▸ **Dataset records**

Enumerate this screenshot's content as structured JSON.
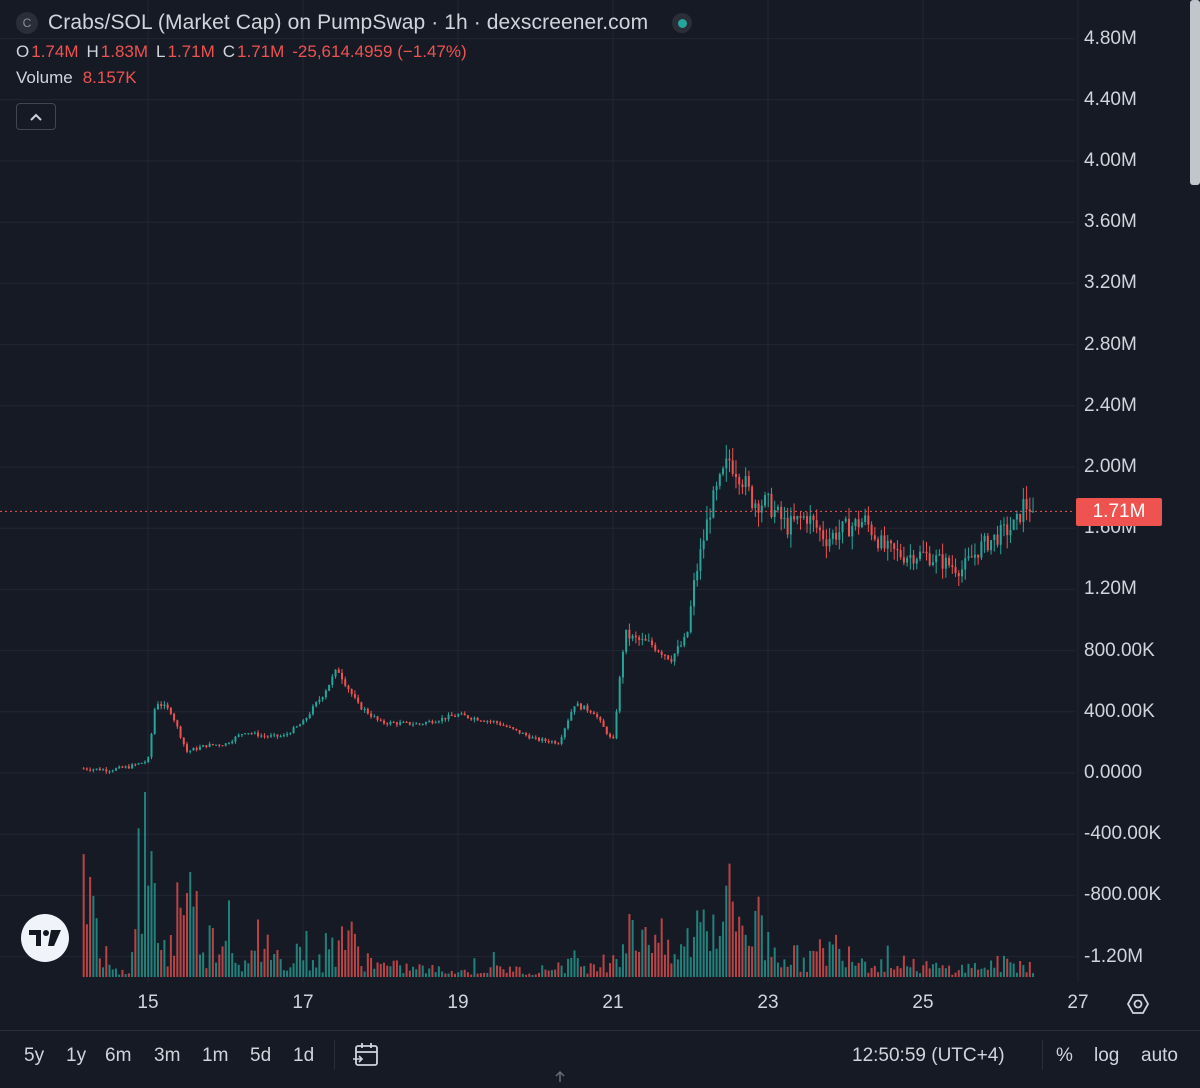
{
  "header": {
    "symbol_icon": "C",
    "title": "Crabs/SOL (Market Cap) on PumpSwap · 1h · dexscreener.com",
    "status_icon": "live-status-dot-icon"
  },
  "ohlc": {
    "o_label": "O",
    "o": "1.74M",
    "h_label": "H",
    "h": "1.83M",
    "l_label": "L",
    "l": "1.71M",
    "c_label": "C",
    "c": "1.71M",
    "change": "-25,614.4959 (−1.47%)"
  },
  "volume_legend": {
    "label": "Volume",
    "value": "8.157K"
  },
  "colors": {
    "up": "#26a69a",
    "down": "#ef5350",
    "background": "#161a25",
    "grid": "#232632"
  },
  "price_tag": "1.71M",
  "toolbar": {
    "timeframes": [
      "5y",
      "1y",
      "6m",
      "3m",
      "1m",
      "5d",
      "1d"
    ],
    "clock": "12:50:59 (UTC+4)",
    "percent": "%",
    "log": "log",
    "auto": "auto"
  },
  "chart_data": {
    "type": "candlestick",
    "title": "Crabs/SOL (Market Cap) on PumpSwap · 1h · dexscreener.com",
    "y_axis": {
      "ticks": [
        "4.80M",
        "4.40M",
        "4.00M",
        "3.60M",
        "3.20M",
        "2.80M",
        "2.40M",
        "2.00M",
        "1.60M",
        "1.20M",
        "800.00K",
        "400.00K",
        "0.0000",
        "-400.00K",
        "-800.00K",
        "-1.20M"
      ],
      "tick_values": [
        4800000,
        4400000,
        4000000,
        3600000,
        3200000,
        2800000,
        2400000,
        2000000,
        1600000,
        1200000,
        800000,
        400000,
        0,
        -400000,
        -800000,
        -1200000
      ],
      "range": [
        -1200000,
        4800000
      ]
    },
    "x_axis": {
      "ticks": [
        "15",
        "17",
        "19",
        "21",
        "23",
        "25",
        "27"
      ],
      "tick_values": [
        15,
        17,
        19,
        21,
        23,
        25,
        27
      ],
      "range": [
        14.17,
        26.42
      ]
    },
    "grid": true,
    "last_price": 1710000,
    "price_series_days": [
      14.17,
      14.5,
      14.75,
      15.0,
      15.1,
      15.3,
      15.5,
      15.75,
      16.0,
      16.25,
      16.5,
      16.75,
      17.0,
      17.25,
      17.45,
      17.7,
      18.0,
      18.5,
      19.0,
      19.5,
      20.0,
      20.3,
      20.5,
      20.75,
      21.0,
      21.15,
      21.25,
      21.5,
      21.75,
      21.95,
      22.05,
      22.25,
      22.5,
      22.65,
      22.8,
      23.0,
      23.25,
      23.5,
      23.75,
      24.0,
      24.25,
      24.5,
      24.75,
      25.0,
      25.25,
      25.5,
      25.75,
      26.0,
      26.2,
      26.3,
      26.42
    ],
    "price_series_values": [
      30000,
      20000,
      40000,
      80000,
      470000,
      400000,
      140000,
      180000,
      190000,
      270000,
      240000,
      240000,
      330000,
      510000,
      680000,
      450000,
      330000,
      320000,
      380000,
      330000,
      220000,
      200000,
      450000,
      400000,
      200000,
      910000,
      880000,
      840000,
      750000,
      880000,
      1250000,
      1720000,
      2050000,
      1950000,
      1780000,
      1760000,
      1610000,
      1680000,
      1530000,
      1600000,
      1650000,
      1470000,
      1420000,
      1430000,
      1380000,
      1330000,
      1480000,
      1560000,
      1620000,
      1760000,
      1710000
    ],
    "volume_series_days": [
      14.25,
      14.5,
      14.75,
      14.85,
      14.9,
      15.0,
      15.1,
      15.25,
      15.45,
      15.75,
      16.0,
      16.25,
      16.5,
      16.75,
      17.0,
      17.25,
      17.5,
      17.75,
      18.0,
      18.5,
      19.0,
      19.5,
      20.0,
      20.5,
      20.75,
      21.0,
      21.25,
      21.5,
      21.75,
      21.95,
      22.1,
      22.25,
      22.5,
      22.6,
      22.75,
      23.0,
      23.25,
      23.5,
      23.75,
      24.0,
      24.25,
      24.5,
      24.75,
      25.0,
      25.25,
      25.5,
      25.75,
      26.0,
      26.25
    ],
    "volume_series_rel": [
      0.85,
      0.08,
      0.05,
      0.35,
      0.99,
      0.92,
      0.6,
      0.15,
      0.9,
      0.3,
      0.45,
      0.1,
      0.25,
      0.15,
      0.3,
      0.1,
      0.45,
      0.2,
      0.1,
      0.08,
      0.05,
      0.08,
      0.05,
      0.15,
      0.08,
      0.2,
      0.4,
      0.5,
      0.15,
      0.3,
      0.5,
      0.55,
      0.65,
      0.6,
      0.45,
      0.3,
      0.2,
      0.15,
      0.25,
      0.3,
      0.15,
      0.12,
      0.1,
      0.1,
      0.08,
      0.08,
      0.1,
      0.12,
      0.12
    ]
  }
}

* * *

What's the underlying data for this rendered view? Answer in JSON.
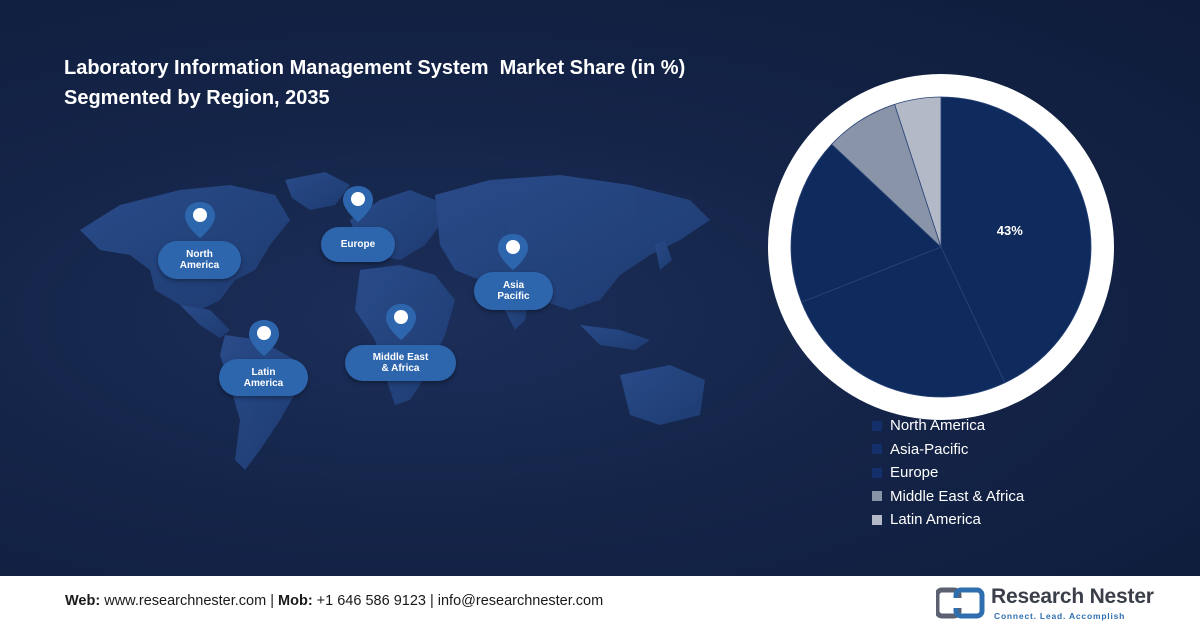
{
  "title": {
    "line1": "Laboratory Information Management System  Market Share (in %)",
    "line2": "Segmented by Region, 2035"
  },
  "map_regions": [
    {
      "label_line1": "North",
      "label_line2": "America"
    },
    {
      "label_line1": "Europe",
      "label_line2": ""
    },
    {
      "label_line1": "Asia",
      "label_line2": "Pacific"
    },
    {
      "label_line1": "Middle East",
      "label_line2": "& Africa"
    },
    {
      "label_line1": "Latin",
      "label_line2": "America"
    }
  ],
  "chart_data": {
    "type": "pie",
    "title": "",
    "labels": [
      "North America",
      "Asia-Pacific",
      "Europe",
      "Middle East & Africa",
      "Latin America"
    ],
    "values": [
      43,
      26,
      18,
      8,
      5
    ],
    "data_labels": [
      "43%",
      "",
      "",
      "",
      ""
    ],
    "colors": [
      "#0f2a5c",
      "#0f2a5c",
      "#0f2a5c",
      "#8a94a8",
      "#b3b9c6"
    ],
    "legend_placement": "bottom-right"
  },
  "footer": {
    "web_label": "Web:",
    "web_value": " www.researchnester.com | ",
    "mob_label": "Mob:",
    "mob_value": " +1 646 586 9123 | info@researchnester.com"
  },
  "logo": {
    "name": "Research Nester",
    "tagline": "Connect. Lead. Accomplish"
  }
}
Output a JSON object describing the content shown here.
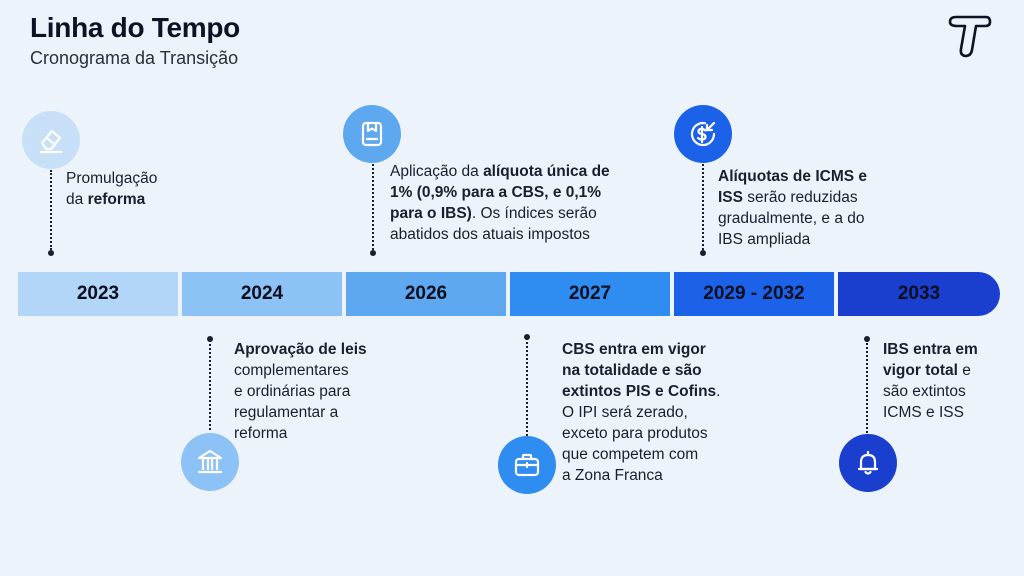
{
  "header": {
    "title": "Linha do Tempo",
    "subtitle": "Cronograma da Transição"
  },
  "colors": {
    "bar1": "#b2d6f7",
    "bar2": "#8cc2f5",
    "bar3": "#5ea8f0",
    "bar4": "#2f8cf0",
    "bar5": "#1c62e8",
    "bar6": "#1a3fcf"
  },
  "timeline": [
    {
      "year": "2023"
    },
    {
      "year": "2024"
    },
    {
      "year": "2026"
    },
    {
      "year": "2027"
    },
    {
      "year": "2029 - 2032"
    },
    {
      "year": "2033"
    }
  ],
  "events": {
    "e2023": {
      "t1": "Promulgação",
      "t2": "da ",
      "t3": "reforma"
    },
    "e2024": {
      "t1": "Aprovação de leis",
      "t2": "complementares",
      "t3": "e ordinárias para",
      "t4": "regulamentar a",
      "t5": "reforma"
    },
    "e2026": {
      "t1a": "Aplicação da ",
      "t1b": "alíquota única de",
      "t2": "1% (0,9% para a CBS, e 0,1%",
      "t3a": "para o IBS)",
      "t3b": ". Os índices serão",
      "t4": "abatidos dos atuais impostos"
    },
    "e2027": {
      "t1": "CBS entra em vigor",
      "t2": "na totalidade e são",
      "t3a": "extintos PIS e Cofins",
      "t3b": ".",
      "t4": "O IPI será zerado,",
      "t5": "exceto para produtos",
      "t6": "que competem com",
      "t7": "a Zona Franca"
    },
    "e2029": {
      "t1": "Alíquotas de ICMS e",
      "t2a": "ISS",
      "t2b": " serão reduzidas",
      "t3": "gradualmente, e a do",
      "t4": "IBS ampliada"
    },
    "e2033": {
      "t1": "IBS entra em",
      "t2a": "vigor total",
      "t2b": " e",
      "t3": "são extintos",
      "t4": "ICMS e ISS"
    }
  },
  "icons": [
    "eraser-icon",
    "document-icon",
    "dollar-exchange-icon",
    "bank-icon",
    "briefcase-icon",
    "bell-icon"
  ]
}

▸ **Exercise brief**
Search the records for the word "content". Copy every line that has it.

▸ **Answer for this exercise**
Enumerate this screenshot's content as structured JSON.
Output a JSON object describing the content shown here.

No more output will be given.